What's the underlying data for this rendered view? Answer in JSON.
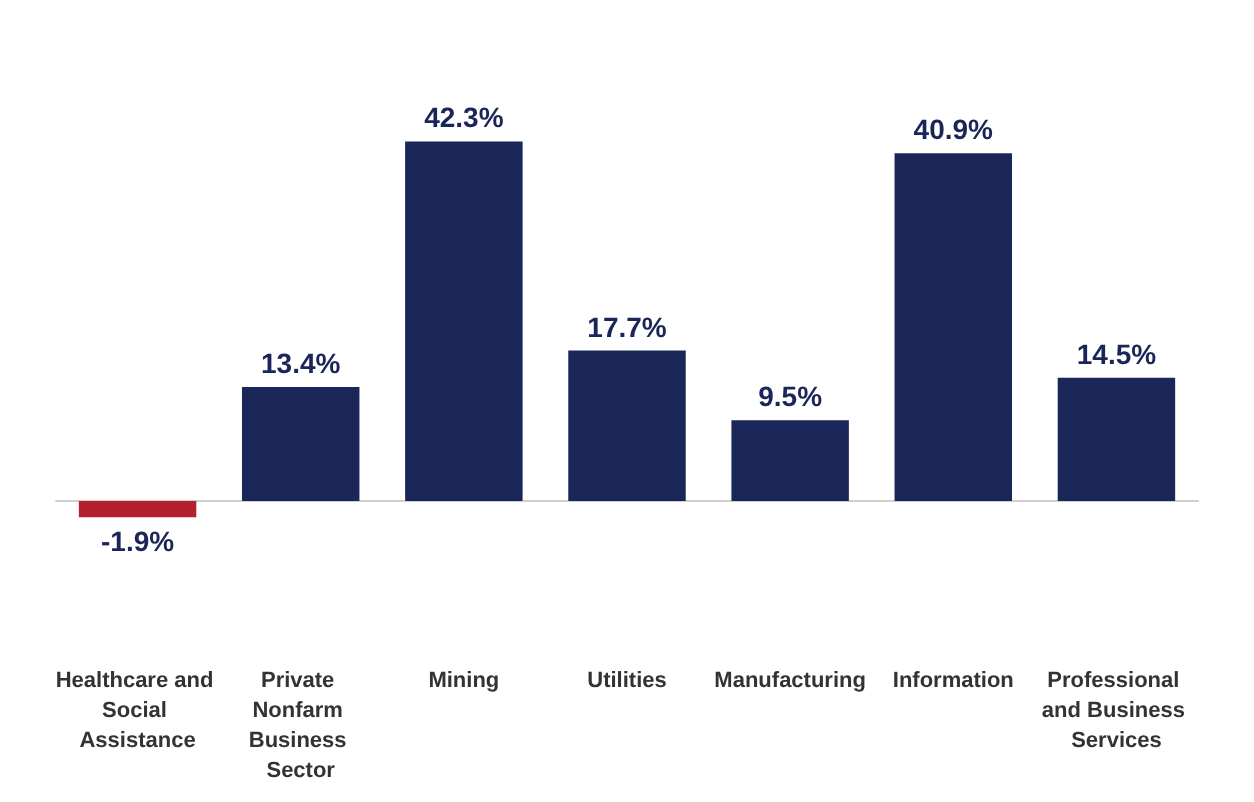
{
  "chart_data": {
    "type": "bar",
    "categories": [
      "Healthcare and Social Assistance",
      "Private Nonfarm Business Sector",
      "Mining",
      "Utilities",
      "Manufacturing",
      "Information",
      "Professional and Business Services"
    ],
    "values": [
      -1.9,
      13.4,
      42.3,
      17.7,
      9.5,
      40.9,
      14.5
    ],
    "colors": [
      "#b5202e",
      "#1b2658",
      "#1b2658",
      "#1b2658",
      "#1b2658",
      "#1b2658",
      "#1b2658"
    ],
    "value_labels": [
      "-1.9%",
      "13.4%",
      "42.3%",
      "17.7%",
      "9.5%",
      "40.9%",
      "14.5%"
    ],
    "grid": false
  }
}
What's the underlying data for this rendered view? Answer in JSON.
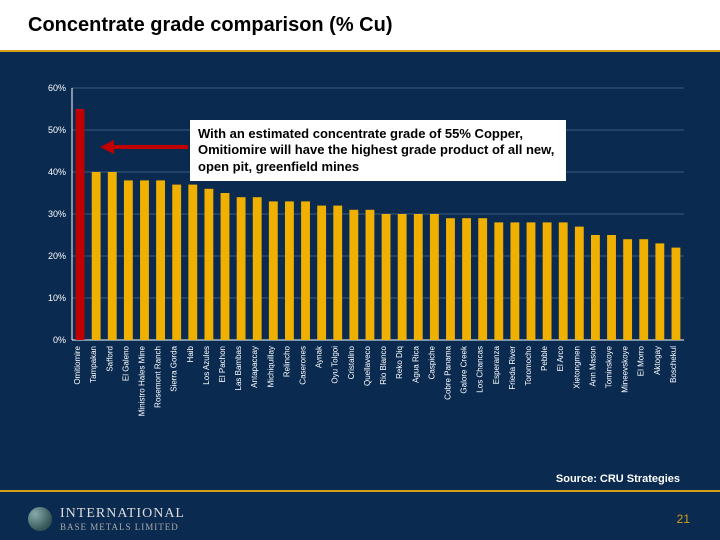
{
  "title": "Concentrate grade comparison (% Cu)",
  "callout_text": "With an estimated concentrate grade of 55% Copper, Omitiomire will have the highest grade product of all new, open pit, greenfield mines",
  "source_text": "Source: CRU Strategies",
  "logo_line1": "INTERNATIONAL",
  "logo_line2": "BASE METALS LIMITED",
  "page_number": "21",
  "chart": {
    "type": "bar",
    "background": "#0a2a50",
    "axis_color": "#ffffff",
    "grid_color": "#6a88a8",
    "tick_fontsize": 8,
    "ylabel_fontsize": 9,
    "ylim": [
      0,
      60
    ],
    "ytick_step": 10,
    "yticks": [
      "0%",
      "10%",
      "20%",
      "30%",
      "40%",
      "50%",
      "60%"
    ],
    "bar_color": "#f0b000",
    "highlight_color": "#c00000",
    "highlight_index": 0,
    "bar_width_ratio": 0.55,
    "categories": [
      "Omitiomire",
      "Tampakan",
      "Safford",
      "El Galeno",
      "Ministro Hales Mine",
      "Rosemont Ranch",
      "Sierra Gorda",
      "Haib",
      "Los Azules",
      "El Pachon",
      "Las Bambas",
      "Antapaccay",
      "Michiquillay",
      "Relincho",
      "Caserones",
      "Aynak",
      "Oyu Tolgoi",
      "Cristalino",
      "Quellaveco",
      "Rio Blanco",
      "Reko Diq",
      "Agua Rica",
      "Caspiche",
      "Cobre Panama",
      "Galore Creek",
      "Los Chancas",
      "Esperanza",
      "Frieda River",
      "Toromocho",
      "Pebble",
      "El Arco",
      "Xietongmen",
      "Ann Mason",
      "Tominskoye",
      "Mineevskoye",
      "El Morro",
      "Aktogay",
      "Boschekul"
    ],
    "values": [
      55,
      40,
      40,
      38,
      38,
      38,
      37,
      37,
      36,
      35,
      34,
      34,
      33,
      33,
      33,
      32,
      32,
      31,
      31,
      30,
      30,
      30,
      30,
      29,
      29,
      29,
      28,
      28,
      28,
      28,
      28,
      27,
      25,
      25,
      24,
      24,
      23,
      22
    ]
  }
}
....................
WORK TO BE COMPLETED:
Show all lines from the listing above in which "Omitiomire" appears.

THE SOLUTION:
  "callout_text": "With an estimated concentrate grade of 55% Copper, Omitiomire will have the highest grade product of all new, open pit, greenfield mines",
      "Omitiomire",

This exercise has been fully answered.